## Start Document text

It seems like the Pearl of the Orient has a tough time dealing with her neighbors.

Just a few weeks ago, the authorities gave us a warning about the possibility of danger from a falling debris from a North Korean rocket. As a precaution, the authorities have issued a no-fly and no-fishing zones at the concerned areas. They also warned the people to stay indoors on the possible time of the rocket launch and nnot to touch any suspected debris from the rocket.

Some analysts and critics said that North Korea chose us to be the rocket’s debris’ falling area because we don’t have the capacity to shoot down that rocket if anything goes wrong. And the rocket cannot fly over the air space of Japan and South Korea – the two countries which are not in good terms with North Korea.

And it looks like the bullying (if you may permit) against the Pearl of the Orient is not yet over.

Last April 8, a Philippine Navy surveillance plane caught eight Chinese fishing boats anchored at the Panatag (Scarborough) Shoal, which, according to the DFA, is part of the 200-nautical-mile exclusive economic zone and continental shelf, a territory of the Philippines. To protect the country’s marine environment and resources and to assert our sovereignty, the Philippine Navy deployed the BRP Gregorio del Pilar (PF-15), the Philippine Navy’s largest ship, from Palawan to Northern Luzon to conduct maritime patrol over the Shoal.

GOTCHA! Filipino soldiers board a Chinese fishing vessel loaded with giant clam shells, corals and live sharks. CONTRIBUTED PHOTO FROM NOLCOM (via

The PF-15 confirmed thee presence of eight Chinese vessels and in accordance to the established rules of engagement, dispatched a team to inspect the vessels and collect photos of the evidence of their catch. The team reported large amount of illegally collected corals, giant clams, and live sharks. And to add insult to the injury, the PF-15 reported that two Chinese maritime surveillance ships identified as Zhonggou Haijian 75 and Zhonggou Haijian 84 managed to sail to the mouth of the shoal, placing themselves between PF-15 and the eight Chinese fishing vessels, thus preventing the arrest of the Chinese fishermen.

The Chinese embassy in Manila asserted that the disputed area, including the area nearer to the Philippines, as their territory. In a statement, it also “urged the Philippine side to stop immediately their illegal activities and leave this area”.

Our largest battleship, Gregorio del Pilar, was stopped by two Chinese maritime surveillance ships. As of writing, the Philippine Navy has dispatched a second ship to the Shoal and authorities are trying to resolve this in a peaceful and diplomatic manner.

A view of Chinese surveillance ships in a standoff with a Philippine warship on the Scarborough Shoal after eight Chinese fishing boats were caught poaching in the disputed territory. The photo was presented by Vice Admiral Alexander Pama, flag officer-in-command, during a press briefing Wednesday April 11, 2012, at the Department of Foreign Affairs. PHILIPPINE NAVY HANDOUT (via

I have already written about BRP Gregorio del Pilar and the dispute at the West Philippine Sea in the past. I have always wished that things would end in a peaceful and diplomatic manner – without compromising our territory and sovereignty. I have always viewed this as a David and Goliath battle. Is our largest battleship enough to patrol and secure our waters? Is he enough to defend our country and her people? It may appear virtually impossible.

## End Document text

▸ **Work instructions**:
[a] Answer these from the post about the Scarborough Shoal:
(i) What zones did the authorities set up as a precaution against debris from the North Korean rocket?
(ii) What were the two Chinese maritime surveillance ships called?
(iii) Who presented the photo of the standoff at the press briefing on April 11, 2012?
[b] Translate this sentence from the post about the Scarborough Shoal into Spanish: "As of writing, the Philippine Navy has dispatched a second ship to the Shoal and authorities are trying to resolve this in a peaceful and diplomatic manner."

## Start Listing

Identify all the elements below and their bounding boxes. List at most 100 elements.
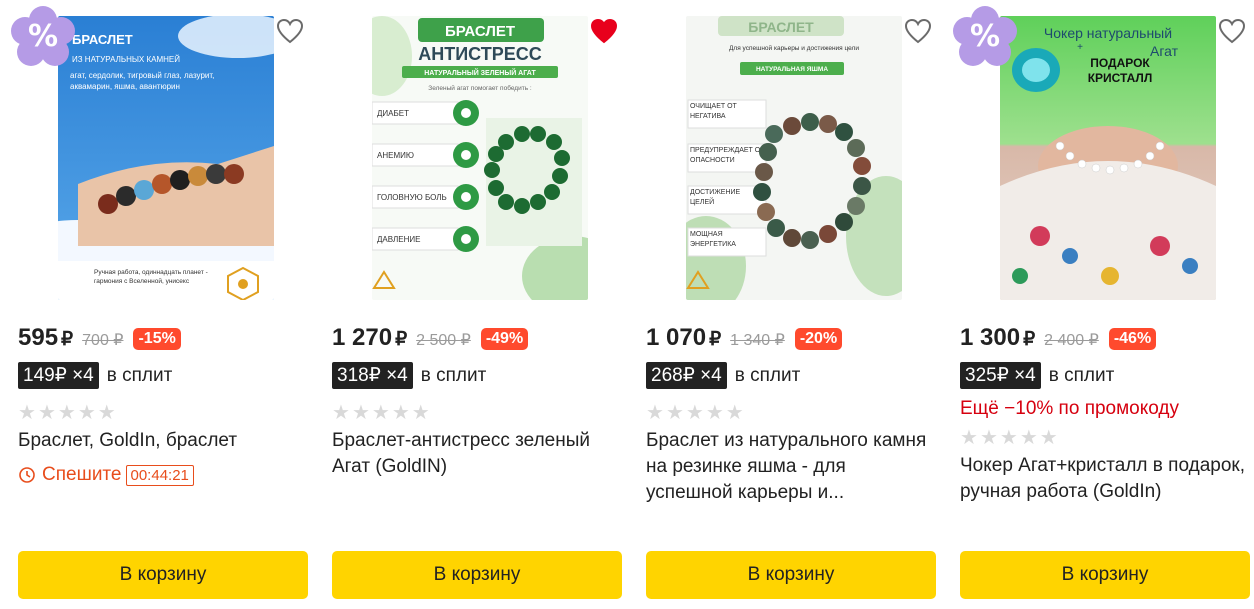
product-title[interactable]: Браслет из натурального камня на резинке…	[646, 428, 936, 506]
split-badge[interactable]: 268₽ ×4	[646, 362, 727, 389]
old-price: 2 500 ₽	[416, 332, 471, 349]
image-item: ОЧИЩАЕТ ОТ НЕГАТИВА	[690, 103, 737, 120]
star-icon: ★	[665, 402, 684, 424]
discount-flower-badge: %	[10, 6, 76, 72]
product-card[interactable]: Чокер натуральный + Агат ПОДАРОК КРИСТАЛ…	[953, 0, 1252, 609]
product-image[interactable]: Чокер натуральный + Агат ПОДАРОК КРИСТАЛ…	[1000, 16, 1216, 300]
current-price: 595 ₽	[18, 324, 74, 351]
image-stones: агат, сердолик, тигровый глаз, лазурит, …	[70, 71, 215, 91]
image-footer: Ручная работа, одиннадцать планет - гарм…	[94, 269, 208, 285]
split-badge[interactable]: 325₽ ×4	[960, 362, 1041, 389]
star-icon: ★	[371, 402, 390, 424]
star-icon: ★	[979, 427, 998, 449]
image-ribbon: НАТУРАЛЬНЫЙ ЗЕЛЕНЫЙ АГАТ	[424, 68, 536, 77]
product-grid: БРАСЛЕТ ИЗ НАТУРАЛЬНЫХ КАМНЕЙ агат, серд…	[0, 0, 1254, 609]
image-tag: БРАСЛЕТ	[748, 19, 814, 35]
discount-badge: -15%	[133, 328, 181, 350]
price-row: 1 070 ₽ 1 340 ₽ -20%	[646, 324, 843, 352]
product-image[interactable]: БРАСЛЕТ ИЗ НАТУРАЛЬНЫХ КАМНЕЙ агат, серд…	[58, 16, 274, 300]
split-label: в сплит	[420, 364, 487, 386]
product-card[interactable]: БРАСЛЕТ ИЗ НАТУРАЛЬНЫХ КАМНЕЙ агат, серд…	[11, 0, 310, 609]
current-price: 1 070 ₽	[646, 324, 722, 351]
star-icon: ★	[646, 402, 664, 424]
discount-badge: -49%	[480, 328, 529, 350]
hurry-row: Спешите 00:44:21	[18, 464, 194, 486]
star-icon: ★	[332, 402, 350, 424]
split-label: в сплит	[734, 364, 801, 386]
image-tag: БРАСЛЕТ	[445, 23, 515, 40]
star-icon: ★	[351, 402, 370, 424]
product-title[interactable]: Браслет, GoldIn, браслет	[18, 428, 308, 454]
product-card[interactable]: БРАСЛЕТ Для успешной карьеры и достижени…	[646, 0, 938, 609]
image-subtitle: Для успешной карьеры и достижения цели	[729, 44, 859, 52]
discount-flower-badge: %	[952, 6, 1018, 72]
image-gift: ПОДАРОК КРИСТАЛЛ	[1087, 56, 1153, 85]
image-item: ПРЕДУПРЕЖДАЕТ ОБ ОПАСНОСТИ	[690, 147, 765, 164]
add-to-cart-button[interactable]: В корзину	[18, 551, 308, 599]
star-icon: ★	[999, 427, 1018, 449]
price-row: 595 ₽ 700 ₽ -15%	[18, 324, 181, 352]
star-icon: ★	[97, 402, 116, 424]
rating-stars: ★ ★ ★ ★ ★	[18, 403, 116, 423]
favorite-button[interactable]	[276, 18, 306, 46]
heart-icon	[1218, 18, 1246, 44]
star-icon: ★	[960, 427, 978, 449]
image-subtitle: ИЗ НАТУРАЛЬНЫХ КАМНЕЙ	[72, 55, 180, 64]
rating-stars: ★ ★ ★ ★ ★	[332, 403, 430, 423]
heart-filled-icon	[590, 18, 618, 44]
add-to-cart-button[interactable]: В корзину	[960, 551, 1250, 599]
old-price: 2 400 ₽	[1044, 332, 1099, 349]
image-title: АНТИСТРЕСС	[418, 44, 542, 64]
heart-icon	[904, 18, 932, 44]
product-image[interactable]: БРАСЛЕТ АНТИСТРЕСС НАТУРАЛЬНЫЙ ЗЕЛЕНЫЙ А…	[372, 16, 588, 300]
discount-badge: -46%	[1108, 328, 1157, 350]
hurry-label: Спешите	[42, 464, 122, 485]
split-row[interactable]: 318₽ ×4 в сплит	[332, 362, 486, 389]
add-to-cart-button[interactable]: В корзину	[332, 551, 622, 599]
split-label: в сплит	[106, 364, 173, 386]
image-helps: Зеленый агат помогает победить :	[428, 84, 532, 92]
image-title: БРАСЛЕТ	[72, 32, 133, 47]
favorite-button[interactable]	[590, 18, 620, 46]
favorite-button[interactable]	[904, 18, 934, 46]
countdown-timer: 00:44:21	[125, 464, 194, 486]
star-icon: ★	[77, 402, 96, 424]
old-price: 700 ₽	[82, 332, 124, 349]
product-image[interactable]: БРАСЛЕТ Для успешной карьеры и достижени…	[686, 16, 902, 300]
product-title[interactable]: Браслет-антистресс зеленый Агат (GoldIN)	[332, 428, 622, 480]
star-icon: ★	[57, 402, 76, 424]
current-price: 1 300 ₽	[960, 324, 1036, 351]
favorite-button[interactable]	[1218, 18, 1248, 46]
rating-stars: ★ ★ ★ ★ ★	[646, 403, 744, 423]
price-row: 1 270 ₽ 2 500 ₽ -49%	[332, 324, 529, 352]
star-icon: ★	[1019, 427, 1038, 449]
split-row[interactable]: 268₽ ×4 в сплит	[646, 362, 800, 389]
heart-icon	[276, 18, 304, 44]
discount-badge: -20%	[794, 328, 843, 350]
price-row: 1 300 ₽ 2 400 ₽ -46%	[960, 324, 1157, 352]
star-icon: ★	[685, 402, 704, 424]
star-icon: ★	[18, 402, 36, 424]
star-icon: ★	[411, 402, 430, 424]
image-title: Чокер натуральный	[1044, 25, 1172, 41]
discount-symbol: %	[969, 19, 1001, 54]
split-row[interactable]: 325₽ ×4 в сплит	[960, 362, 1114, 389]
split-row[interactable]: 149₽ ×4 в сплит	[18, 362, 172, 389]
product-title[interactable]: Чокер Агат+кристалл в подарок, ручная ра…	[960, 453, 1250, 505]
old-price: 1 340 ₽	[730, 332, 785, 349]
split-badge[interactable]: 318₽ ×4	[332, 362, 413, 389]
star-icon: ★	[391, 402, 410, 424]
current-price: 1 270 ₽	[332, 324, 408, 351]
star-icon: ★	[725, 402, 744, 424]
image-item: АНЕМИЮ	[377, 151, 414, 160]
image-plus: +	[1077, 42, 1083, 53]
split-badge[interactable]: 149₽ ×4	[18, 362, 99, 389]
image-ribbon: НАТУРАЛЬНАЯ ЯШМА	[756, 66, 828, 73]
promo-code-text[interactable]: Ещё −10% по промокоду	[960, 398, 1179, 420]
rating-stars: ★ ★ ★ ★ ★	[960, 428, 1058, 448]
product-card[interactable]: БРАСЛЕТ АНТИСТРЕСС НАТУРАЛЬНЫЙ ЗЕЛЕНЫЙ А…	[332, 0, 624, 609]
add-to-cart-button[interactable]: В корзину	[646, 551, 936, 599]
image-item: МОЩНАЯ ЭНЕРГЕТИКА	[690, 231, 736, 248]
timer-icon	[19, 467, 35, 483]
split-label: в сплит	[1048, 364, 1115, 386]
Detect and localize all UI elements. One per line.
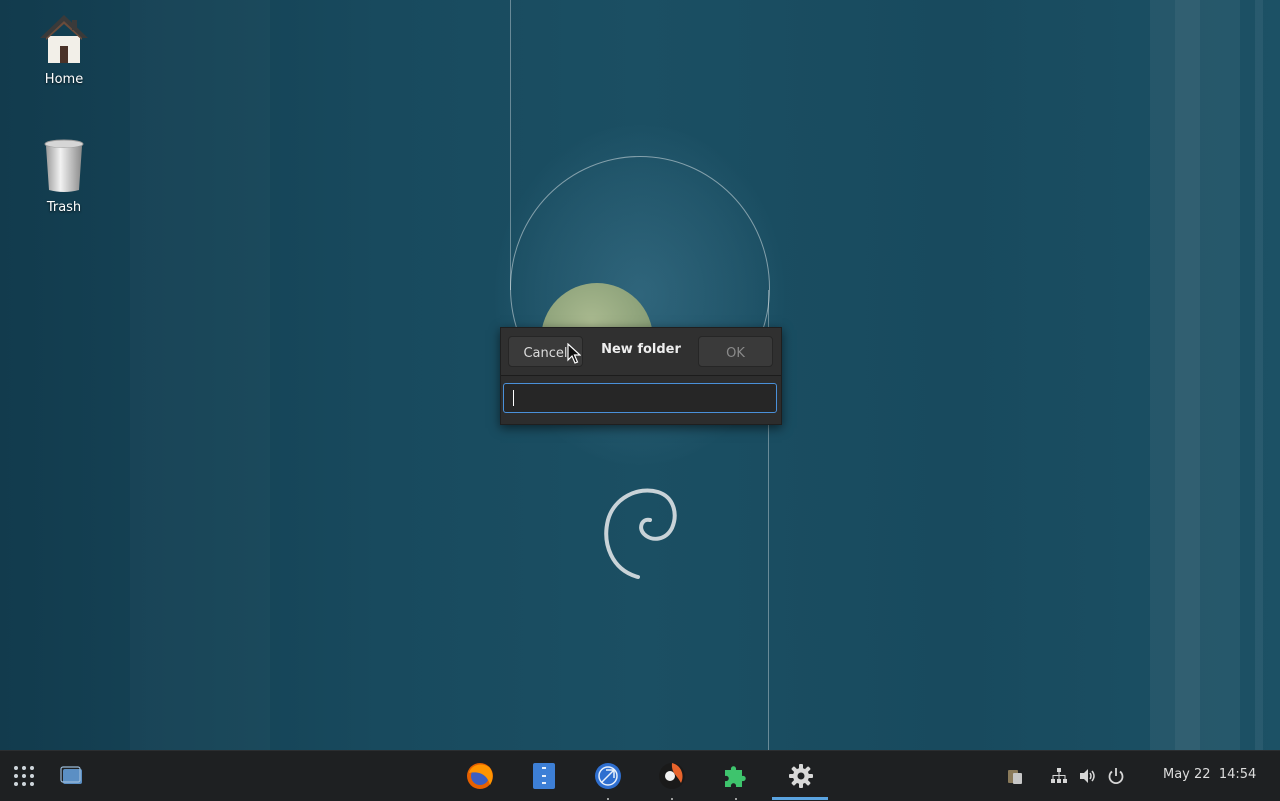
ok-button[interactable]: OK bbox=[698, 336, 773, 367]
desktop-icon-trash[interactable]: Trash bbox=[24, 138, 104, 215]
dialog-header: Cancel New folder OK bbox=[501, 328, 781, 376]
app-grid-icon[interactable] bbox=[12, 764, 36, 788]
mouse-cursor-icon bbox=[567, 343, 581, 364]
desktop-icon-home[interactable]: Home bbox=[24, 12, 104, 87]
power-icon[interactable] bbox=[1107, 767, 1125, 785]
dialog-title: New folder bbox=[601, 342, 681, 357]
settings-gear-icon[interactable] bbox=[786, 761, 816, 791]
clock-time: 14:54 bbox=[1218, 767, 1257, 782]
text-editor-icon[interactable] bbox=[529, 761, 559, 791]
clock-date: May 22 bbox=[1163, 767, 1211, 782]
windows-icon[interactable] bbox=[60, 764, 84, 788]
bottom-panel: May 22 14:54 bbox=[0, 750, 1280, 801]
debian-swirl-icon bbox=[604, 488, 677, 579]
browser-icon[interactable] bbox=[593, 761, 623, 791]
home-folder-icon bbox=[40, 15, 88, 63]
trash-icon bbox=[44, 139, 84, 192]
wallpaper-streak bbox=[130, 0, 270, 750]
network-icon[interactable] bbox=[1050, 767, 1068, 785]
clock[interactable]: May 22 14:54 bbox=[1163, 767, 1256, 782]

## End Listing

▸ **Solutions by task**:
[a]
(i) No-fly and no-fishing zones
(ii) Zhonggou Haijian 75 and Zhonggou Haijian 84
(iii) Vice Admiral Alexander Pama, flag officer-in-command

[b] Al momento de escribir esto, la Armada de Filipinas ha enviado un segundo buque al bajío y las autoridades intentan resolver esto de manera pacífica y diplomática.